### [Input material]
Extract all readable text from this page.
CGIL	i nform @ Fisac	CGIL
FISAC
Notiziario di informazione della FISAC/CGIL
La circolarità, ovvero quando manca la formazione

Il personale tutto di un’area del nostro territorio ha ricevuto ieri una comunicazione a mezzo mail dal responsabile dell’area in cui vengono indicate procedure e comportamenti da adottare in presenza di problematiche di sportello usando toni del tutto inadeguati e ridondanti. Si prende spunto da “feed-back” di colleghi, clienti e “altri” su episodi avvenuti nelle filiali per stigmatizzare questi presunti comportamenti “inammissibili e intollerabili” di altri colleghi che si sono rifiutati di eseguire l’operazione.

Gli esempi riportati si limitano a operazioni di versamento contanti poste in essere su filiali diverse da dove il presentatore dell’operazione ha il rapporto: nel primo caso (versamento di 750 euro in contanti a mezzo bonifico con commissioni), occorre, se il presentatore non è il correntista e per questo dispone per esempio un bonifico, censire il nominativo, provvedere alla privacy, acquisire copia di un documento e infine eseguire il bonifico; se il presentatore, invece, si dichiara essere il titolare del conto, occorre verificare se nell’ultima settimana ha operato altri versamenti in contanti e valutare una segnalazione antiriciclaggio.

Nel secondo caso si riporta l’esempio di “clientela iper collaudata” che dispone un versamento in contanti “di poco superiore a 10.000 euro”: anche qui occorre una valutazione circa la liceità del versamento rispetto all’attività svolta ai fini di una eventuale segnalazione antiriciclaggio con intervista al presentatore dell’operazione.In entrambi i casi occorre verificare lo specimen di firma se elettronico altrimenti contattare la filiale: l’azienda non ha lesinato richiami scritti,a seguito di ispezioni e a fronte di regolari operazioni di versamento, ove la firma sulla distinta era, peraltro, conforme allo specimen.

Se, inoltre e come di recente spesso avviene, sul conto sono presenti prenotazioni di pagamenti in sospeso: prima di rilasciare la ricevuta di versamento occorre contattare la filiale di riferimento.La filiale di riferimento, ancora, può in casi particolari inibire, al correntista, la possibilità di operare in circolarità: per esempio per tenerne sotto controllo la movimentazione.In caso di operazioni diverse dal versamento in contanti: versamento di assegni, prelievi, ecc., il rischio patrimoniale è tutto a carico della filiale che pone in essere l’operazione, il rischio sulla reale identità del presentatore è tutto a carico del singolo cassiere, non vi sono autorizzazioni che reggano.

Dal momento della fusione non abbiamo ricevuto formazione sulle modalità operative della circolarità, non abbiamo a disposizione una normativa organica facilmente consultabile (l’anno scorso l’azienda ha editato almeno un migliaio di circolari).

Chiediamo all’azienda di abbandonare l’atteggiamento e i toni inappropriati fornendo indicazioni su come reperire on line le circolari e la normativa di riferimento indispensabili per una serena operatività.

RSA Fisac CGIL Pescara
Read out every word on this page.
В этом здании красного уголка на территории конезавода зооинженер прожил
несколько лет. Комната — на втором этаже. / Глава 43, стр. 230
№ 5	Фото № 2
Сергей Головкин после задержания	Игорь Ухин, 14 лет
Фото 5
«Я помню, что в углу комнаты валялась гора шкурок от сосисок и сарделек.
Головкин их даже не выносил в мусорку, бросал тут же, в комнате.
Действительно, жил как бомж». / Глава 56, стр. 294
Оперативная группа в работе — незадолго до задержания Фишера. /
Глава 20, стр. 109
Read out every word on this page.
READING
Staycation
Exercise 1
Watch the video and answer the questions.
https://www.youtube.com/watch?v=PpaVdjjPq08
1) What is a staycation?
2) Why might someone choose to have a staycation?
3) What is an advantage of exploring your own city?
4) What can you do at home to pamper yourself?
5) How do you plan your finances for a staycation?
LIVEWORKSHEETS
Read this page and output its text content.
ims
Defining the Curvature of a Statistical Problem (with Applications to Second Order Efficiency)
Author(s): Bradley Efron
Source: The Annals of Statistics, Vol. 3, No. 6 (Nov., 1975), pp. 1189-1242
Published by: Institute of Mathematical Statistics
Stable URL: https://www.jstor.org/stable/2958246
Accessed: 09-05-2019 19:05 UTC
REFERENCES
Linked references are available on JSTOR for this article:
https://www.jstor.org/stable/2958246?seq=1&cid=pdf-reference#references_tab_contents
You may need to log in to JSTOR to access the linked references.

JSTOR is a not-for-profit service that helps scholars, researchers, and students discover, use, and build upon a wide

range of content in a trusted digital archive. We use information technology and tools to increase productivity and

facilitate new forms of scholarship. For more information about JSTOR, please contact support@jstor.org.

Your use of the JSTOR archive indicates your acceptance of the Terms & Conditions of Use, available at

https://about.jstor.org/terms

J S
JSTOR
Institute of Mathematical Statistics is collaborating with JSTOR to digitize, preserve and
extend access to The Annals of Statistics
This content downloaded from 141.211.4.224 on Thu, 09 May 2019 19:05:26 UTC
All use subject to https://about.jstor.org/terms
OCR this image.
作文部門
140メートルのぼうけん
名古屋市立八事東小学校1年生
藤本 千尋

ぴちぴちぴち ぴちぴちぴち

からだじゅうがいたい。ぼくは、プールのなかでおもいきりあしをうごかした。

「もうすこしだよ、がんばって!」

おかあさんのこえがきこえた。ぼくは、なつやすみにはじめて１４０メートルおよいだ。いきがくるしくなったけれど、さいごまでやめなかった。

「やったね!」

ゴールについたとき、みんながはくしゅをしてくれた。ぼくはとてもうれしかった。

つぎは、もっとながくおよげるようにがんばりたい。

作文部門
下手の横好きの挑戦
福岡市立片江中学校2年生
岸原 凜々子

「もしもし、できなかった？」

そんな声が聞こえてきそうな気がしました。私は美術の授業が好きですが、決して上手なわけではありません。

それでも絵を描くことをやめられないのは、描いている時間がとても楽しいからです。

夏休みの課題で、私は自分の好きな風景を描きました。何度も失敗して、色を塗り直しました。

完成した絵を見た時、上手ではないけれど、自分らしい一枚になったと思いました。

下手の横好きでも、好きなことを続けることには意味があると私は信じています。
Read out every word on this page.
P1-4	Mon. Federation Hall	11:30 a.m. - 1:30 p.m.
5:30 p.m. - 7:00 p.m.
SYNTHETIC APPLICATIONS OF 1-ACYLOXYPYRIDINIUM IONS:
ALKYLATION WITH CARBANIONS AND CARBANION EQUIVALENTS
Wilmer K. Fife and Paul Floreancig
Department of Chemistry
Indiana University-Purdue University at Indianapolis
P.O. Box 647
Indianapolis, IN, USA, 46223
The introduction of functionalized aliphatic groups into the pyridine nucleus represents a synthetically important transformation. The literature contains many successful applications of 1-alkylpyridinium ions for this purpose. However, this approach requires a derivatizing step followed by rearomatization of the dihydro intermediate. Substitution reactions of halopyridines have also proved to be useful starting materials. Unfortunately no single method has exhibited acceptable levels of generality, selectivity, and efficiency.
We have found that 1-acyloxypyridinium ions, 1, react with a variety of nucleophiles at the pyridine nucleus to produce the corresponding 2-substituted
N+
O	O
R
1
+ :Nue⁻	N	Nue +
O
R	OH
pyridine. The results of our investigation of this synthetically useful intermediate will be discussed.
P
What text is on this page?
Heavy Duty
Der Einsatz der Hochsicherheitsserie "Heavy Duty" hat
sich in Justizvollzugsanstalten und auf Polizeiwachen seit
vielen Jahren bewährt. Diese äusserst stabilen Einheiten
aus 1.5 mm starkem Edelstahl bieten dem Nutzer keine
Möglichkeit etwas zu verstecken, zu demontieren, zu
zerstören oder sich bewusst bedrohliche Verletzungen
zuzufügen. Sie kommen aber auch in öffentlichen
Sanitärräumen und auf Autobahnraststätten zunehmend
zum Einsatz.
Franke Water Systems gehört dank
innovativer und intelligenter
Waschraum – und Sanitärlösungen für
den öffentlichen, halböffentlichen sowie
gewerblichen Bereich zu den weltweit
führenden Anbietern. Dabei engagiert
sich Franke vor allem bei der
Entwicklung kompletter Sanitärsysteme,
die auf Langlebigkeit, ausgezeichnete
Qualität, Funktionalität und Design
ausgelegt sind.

### [What is asked]
Copy every line that includes the string "задержания" from the material above.

### [The reply]
Сергей Головкин после задержания	Игорь Ухин, 14 лет
Оперативная группа в работе — незадолго до задержания Фишера. /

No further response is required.